### Given request
Below is a block of data; give all of it again word for word.

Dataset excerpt
-=-=-

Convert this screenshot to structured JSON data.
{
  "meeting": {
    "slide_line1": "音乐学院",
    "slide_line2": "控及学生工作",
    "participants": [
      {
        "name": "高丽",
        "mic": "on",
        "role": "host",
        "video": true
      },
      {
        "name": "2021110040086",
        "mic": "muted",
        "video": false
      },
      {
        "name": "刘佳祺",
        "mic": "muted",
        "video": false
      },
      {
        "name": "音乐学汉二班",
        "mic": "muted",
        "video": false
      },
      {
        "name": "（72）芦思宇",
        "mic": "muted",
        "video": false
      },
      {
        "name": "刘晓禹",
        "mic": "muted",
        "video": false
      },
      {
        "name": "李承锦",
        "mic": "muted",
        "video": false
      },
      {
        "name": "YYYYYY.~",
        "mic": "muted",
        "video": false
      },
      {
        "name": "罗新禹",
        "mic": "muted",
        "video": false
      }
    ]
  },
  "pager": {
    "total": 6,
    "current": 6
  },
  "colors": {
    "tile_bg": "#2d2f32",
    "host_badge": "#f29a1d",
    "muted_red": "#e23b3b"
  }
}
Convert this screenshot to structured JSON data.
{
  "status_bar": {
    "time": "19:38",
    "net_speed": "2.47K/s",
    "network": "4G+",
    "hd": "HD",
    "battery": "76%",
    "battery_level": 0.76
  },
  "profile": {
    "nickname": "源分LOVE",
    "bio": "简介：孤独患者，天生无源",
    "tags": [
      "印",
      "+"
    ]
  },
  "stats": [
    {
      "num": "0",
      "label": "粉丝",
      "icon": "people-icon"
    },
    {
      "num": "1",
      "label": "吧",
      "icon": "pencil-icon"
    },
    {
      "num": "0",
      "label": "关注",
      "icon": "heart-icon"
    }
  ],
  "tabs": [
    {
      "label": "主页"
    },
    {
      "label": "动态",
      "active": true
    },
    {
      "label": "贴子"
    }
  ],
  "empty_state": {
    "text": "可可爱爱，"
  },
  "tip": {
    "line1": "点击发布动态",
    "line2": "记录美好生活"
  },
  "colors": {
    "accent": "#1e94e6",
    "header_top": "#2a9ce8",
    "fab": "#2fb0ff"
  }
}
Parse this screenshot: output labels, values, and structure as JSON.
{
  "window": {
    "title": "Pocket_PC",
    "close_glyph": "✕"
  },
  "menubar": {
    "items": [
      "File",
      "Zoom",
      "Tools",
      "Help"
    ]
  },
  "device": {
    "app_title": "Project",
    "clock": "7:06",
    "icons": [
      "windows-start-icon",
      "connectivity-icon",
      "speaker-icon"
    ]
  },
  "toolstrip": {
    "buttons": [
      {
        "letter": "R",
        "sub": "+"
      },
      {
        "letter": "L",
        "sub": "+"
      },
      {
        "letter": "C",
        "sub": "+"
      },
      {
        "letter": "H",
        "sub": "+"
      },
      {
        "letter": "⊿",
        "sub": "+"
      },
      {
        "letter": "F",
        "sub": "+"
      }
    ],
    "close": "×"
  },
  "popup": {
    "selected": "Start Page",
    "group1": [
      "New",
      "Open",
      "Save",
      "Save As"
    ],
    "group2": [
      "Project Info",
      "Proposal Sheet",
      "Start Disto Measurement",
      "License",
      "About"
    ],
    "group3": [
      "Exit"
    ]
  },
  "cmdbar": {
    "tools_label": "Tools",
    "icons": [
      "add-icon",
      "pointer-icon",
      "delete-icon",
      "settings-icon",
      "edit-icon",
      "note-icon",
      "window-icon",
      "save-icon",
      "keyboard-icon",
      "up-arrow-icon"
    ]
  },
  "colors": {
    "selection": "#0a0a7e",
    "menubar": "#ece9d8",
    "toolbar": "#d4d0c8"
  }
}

-=-=-

### Complete output
Convert this screenshot to structured JSON data.
{
  "meeting": {
    "slide_line1": "音乐学院",
    "slide_line2": "控及学生工作",
    "participants": [
      {
        "name": "高丽",
        "mic": "on",
        "role": "host",
        "video": true
      },
      {
        "name": "2021110040086",
        "mic": "muted",
        "video": false
      },
      {
        "name": "刘佳祺",
        "mic": "muted",
        "video": false
      },
      {
        "name": "音乐学汉二班",
        "mic": "muted",
        "video": false
      },
      {
        "name": "（72）芦思宇",
        "mic": "muted",
        "video": false
      },
      {
        "name": "刘晓禹",
        "mic": "muted",
        "video": false
      },
      {
        "name": "李承锦",
        "mic": "muted",
        "video": false
      },
      {
        "name": "YYYYYY.~",
        "mic": "muted",
        "video": false
      },
      {
        "name": "罗新禹",
        "mic": "muted",
        "video": false
      }
    ]
  },
  "pager": {
    "total": 6,
    "current": 6
  },
  "colors": {
    "tile_bg": "#2d2f32",
    "host_badge": "#f29a1d",
    "muted_red": "#e23b3b"
  }
}
Convert this screenshot to structured JSON data.
{
  "status_bar": {
    "time": "19:38",
    "net_speed": "2.47K/s",
    "network": "4G+",
    "hd": "HD",
    "battery": "76%",
    "battery_level": 0.76
  },
  "profile": {
    "nickname": "源分LOVE",
    "bio": "简介：孤独患者，天生无源",
    "tags": [
      "印",
      "+"
    ]
  },
  "stats": [
    {
      "num": "0",
      "label": "粉丝",
      "icon": "people-icon"
    },
    {
      "num": "1",
      "label": "吧",
      "icon": "pencil-icon"
    },
    {
      "num": "0",
      "label": "关注",
      "icon": "heart-icon"
    }
  ],
  "tabs": [
    {
      "label": "主页"
    },
    {
      "label": "动态",
      "active": true
    },
    {
      "label": "贴子"
    }
  ],
  "empty_state": {
    "text": "可可爱爱，"
  },
  "tip": {
    "line1": "点击发布动态",
    "line2": "记录美好生活"
  },
  "colors": {
    "accent": "#1e94e6",
    "header_top": "#2a9ce8",
    "fab": "#2fb0ff"
  }
}
Parse this screenshot: output labels, values, and structure as JSON.
{
  "window": {
    "title": "Pocket_PC",
    "close_glyph": "✕"
  },
  "menubar": {
    "items": [
      "File",
      "Zoom",
      "Tools",
      "Help"
    ]
  },
  "device": {
    "app_title": "Project",
    "clock": "7:06",
    "icons": [
      "windows-start-icon",
      "connectivity-icon",
      "speaker-icon"
    ]
  },
  "toolstrip": {
    "buttons": [
      {
        "letter": "R",
        "sub": "+"
      },
      {
        "letter": "L",
        "sub": "+"
      },
      {
        "letter": "C",
        "sub": "+"
      },
      {
        "letter": "H",
        "sub": "+"
      },
      {
        "letter": "⊿",
        "sub": "+"
      },
      {
        "letter": "F",
        "sub": "+"
      }
    ],
    "close": "×"
  },
  "popup": {
    "selected": "Start Page",
    "group1": [
      "New",
      "Open",
      "Save",
      "Save As"
    ],
    "group2": [
      "Project Info",
      "Proposal Sheet",
      "Start Disto Measurement",
      "License",
      "About"
    ],
    "group3": [
      "Exit"
    ]
  },
  "cmdbar": {
    "tools_label": "Tools",
    "icons": [
      "add-icon",
      "pointer-icon",
      "delete-icon",
      "settings-icon",
      "edit-icon",
      "note-icon",
      "window-icon",
      "save-icon",
      "keyboard-icon",
      "up-arrow-icon"
    ]
  },
  "colors": {
    "selection": "#0a0a7e",
    "menubar": "#ece9d8",
    "toolbar": "#d4d0c8"
  }
}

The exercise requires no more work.